* Task to carry out: Could you give the data below again, exactly and completely?

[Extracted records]
□ □ □

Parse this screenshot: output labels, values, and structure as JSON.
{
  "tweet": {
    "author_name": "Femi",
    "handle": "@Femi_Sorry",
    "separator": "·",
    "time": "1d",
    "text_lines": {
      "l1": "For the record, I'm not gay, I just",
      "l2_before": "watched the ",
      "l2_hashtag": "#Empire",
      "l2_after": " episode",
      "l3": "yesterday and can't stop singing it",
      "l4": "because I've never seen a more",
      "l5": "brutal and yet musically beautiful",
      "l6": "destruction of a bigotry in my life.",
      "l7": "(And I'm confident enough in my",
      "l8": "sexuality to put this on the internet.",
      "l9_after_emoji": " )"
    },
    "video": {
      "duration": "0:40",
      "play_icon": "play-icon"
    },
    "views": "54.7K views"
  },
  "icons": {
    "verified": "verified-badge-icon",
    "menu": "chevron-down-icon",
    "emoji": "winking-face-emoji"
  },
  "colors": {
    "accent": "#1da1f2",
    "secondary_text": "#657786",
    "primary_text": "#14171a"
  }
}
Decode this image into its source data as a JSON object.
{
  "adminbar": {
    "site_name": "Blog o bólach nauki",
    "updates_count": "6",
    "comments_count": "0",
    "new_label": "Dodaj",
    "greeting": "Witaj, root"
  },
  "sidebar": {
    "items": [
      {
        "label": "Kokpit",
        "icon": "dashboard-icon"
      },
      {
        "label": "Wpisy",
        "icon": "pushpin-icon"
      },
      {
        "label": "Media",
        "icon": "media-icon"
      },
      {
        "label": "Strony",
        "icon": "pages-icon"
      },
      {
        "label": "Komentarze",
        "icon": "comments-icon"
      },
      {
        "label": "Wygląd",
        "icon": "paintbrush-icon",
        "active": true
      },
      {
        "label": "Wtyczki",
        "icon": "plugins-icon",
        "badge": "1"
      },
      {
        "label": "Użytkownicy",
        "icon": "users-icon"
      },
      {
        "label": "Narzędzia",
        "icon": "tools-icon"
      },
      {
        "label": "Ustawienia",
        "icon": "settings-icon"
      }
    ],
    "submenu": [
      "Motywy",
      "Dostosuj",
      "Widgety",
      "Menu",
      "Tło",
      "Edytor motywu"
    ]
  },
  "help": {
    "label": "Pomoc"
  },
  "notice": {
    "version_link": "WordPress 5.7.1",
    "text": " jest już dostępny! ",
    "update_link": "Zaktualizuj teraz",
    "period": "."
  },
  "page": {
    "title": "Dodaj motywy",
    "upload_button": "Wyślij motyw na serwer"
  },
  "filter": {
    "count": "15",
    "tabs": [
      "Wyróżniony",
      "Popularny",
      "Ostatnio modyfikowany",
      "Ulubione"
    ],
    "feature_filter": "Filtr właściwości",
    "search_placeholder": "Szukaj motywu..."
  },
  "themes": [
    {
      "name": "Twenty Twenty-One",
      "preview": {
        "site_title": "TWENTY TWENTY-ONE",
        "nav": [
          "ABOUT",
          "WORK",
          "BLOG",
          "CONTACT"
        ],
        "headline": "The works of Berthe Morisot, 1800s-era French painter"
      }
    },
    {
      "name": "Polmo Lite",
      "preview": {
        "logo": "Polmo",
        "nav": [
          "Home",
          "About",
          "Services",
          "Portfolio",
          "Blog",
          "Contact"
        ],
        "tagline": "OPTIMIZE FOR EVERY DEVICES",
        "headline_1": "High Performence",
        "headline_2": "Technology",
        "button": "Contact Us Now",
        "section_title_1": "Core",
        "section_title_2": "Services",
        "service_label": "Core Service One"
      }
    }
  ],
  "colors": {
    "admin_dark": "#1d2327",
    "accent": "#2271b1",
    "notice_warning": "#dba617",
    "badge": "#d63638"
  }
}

□ □ □

* Correct response:
Parse this screenshot: output labels, values, and structure as JSON.
{
  "tweet": {
    "author_name": "Femi",
    "handle": "@Femi_Sorry",
    "separator": "·",
    "time": "1d",
    "text_lines": {
      "l1": "For the record, I'm not gay, I just",
      "l2_before": "watched the ",
      "l2_hashtag": "#Empire",
      "l2_after": " episode",
      "l3": "yesterday and can't stop singing it",
      "l4": "because I've never seen a more",
      "l5": "brutal and yet musically beautiful",
      "l6": "destruction of a bigotry in my life.",
      "l7": "(And I'm confident enough in my",
      "l8": "sexuality to put this on the internet.",
      "l9_after_emoji": " )"
    },
    "video": {
      "duration": "0:40",
      "play_icon": "play-icon"
    },
    "views": "54.7K views"
  },
  "icons": {
    "verified": "verified-badge-icon",
    "menu": "chevron-down-icon",
    "emoji": "winking-face-emoji"
  },
  "colors": {
    "accent": "#1da1f2",
    "secondary_text": "#657786",
    "primary_text": "#14171a"
  }
}
Decode this image into its source data as a JSON object.
{
  "adminbar": {
    "site_name": "Blog o bólach nauki",
    "updates_count": "6",
    "comments_count": "0",
    "new_label": "Dodaj",
    "greeting": "Witaj, root"
  },
  "sidebar": {
    "items": [
      {
        "label": "Kokpit",
        "icon": "dashboard-icon"
      },
      {
        "label": "Wpisy",
        "icon": "pushpin-icon"
      },
      {
        "label": "Media",
        "icon": "media-icon"
      },
      {
        "label": "Strony",
        "icon": "pages-icon"
      },
      {
        "label": "Komentarze",
        "icon": "comments-icon"
      },
      {
        "label": "Wygląd",
        "icon": "paintbrush-icon",
        "active": true
      },
      {
        "label": "Wtyczki",
        "icon": "plugins-icon",
        "badge": "1"
      },
      {
        "label": "Użytkownicy",
        "icon": "users-icon"
      },
      {
        "label": "Narzędzia",
        "icon": "tools-icon"
      },
      {
        "label": "Ustawienia",
        "icon": "settings-icon"
      }
    ],
    "submenu": [
      "Motywy",
      "Dostosuj",
      "Widgety",
      "Menu",
      "Tło",
      "Edytor motywu"
    ]
  },
  "help": {
    "label": "Pomoc"
  },
  "notice": {
    "version_link": "WordPress 5.7.1",
    "text": " jest już dostępny! ",
    "update_link": "Zaktualizuj teraz",
    "period": "."
  },
  "page": {
    "title": "Dodaj motywy",
    "upload_button": "Wyślij motyw na serwer"
  },
  "filter": {
    "count": "15",
    "tabs": [
      "Wyróżniony",
      "Popularny",
      "Ostatnio modyfikowany",
      "Ulubione"
    ],
    "feature_filter": "Filtr właściwości",
    "search_placeholder": "Szukaj motywu..."
  },
  "themes": [
    {
      "name": "Twenty Twenty-One",
      "preview": {
        "site_title": "TWENTY TWENTY-ONE",
        "nav": [
          "ABOUT",
          "WORK",
          "BLOG",
          "CONTACT"
        ],
        "headline": "The works of Berthe Morisot, 1800s-era French painter"
      }
    },
    {
      "name": "Polmo Lite",
      "preview": {
        "logo": "Polmo",
        "nav": [
          "Home",
          "About",
          "Services",
          "Portfolio",
          "Blog",
          "Contact"
        ],
        "tagline": "OPTIMIZE FOR EVERY DEVICES",
        "headline_1": "High Performence",
        "headline_2": "Technology",
        "button": "Contact Us Now",
        "section_title_1": "Core",
        "section_title_2": "Services",
        "service_label": "Core Service One"
      }
    }
  ],
  "colors": {
    "admin_dark": "#1d2327",
    "accent": "#2271b1",
    "notice_warning": "#dba617",
    "badge": "#d63638"
  }
}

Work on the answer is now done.